Set problem A -
Copy the listing verbatim, starting at its first line and stopping after the line that contains "tab-settings[interactable]: Settings —".

Source text -
___

Re: [PATCH 3/3] NFSv4.1: Detect and retry after OPEN and CLOSE/DOWNGRADE race

"Benjamin Coddington" <bcodding@xxxxxxxxxx> · Tue, 17 Oct 2017 13:52:01 -0400

On 17 Oct 2017, at 13:42, Trond Myklebust wrote:

> On Tue, 2017-10-17 at 13:33 -0400, Benjamin Coddington wrote:
>> On 17 Oct 2017, at 11:49, Trond Myklebust wrote:
>>
>>> On Tue, 2017-10-17 at 10:46 -0400, Benjamin Coddington wrote:
>>>> If the client issues two simultaneous OPEN calls, and the
>>>> response to
>>>> the
>>>> first OPEN call (sequence id 1) is delayed before updating the
>>>> nfs4_state,
>>>> then the client's nfs4_state can transition through a complete
>>>> lifecycle of
>>>> OPEN (state sequence id 2), and CLOSE (state sequence id
>>>> 3).  When
>>>> the
>>>> first OPEN is finally processed, the nfs4_state is incorrectly
>>>> transitioned
>>>> back to NFS_OPEN_STATE for the first OPEN (sequence id
>>>> 1).  Subsequent calls
>>>> to LOCK or CLOSE will receive NFS4ERR_BAD_STATEID, and trigger
>>>> state
>>>> recovery.

___

Set problem B -
According to the NFS patch discussion, what error do subsequent LOCK or CLOSE calls receive after the first OPEN is finally processed?

Items -
___

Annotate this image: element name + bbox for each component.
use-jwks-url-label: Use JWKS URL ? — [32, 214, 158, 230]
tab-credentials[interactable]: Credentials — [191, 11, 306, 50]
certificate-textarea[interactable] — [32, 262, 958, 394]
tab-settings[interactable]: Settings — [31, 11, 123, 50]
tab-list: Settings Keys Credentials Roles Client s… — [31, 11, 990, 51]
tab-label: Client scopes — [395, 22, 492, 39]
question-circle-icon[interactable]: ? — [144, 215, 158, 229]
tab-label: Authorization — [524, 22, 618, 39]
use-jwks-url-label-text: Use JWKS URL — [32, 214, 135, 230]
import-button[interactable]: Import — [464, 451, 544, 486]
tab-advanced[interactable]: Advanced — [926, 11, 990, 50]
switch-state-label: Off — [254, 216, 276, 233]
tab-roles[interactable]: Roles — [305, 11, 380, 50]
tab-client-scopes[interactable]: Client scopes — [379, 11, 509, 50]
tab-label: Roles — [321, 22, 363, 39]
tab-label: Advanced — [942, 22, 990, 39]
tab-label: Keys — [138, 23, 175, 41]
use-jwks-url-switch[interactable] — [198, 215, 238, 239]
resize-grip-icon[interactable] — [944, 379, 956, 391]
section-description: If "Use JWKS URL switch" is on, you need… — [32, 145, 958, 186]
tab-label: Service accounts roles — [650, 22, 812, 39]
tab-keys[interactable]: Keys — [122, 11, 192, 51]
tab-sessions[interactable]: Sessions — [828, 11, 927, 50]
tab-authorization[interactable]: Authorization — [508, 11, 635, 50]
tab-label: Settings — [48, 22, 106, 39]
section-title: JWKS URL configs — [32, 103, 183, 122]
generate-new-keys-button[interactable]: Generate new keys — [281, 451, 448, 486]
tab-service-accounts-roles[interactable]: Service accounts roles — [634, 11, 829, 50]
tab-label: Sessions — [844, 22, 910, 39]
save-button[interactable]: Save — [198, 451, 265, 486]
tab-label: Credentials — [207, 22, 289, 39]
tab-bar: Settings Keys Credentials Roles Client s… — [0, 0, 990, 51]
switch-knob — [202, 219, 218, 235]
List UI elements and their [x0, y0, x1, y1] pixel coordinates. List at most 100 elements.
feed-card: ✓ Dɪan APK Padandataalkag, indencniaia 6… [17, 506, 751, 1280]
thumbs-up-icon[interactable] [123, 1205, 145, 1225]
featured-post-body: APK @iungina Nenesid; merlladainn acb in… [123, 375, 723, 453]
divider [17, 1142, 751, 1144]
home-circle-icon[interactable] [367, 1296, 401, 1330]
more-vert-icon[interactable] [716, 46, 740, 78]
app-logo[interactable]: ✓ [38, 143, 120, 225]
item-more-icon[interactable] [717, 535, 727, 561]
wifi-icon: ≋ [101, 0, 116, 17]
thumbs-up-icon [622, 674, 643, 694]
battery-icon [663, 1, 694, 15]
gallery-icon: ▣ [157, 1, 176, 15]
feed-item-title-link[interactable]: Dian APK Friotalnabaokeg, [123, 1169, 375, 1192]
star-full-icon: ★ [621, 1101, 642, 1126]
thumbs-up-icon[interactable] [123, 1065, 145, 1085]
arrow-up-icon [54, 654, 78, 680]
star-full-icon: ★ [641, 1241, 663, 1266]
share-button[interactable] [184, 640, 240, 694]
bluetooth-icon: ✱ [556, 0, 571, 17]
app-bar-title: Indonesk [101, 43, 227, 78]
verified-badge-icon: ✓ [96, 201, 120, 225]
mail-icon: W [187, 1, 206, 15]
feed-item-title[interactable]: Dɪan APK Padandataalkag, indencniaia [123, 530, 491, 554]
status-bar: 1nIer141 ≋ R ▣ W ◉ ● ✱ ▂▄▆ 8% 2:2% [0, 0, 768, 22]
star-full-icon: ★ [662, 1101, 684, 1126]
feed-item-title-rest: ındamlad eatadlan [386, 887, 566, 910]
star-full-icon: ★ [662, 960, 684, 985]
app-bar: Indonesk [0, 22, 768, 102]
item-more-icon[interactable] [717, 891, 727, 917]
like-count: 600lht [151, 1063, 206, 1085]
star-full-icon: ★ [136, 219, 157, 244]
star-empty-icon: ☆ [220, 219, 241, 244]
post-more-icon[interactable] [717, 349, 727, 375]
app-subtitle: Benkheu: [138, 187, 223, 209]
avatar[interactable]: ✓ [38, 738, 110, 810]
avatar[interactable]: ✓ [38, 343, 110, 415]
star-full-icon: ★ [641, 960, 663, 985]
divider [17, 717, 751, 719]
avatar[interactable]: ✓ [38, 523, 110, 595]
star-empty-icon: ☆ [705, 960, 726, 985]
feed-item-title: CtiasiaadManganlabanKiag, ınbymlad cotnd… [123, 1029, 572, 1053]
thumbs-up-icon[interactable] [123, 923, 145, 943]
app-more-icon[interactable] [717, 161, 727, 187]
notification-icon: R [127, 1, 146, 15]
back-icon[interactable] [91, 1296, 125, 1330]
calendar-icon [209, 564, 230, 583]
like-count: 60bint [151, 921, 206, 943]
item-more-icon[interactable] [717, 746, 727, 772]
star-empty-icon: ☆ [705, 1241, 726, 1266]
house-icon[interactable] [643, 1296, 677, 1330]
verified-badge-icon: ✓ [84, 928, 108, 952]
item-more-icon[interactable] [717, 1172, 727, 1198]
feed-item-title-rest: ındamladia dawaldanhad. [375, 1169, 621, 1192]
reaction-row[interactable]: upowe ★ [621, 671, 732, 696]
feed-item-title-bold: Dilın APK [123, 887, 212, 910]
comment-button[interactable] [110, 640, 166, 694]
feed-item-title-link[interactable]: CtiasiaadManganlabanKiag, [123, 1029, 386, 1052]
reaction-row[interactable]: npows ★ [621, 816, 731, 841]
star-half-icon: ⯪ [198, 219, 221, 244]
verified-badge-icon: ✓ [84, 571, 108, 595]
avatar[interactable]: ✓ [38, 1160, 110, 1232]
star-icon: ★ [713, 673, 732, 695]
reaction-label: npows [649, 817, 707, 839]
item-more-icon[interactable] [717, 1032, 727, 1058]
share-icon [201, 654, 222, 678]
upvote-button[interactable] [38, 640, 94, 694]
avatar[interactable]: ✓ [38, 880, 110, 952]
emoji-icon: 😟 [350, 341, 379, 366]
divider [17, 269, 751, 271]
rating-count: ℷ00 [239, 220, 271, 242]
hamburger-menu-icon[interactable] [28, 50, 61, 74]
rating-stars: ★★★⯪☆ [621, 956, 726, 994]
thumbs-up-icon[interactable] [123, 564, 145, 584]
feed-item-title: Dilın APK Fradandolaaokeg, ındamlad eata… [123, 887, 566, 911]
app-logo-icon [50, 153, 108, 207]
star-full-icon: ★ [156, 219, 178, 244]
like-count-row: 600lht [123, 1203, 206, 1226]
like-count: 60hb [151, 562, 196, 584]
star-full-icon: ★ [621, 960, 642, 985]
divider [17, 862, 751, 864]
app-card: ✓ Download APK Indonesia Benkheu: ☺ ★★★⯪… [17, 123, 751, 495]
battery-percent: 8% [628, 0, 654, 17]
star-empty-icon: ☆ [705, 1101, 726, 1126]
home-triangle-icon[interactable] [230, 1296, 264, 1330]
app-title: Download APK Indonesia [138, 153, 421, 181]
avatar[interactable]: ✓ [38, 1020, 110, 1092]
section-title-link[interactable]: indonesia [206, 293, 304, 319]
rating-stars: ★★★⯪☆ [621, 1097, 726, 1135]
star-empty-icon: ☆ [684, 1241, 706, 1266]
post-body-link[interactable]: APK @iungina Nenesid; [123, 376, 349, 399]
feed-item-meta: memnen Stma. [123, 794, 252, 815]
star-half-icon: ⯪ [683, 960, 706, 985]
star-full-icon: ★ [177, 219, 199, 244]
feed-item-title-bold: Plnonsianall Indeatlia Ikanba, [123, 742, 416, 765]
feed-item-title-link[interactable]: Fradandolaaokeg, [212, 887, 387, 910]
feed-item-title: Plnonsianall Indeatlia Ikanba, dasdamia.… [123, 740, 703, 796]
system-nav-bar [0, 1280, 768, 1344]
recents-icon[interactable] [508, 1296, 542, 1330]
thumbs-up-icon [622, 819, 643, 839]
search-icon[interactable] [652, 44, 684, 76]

___

Written response A -
Annotate this image: element name + bbox for each component.
use-jwks-url-label: Use JWKS URL ? — [32, 214, 158, 230]
tab-credentials[interactable]: Credentials — [191, 11, 306, 50]
certificate-textarea[interactable] — [32, 262, 958, 394]
tab-settings[interactable]: Settings — [31, 11, 123, 50]

Written response B -
NFS4ERR_BAD_STATEID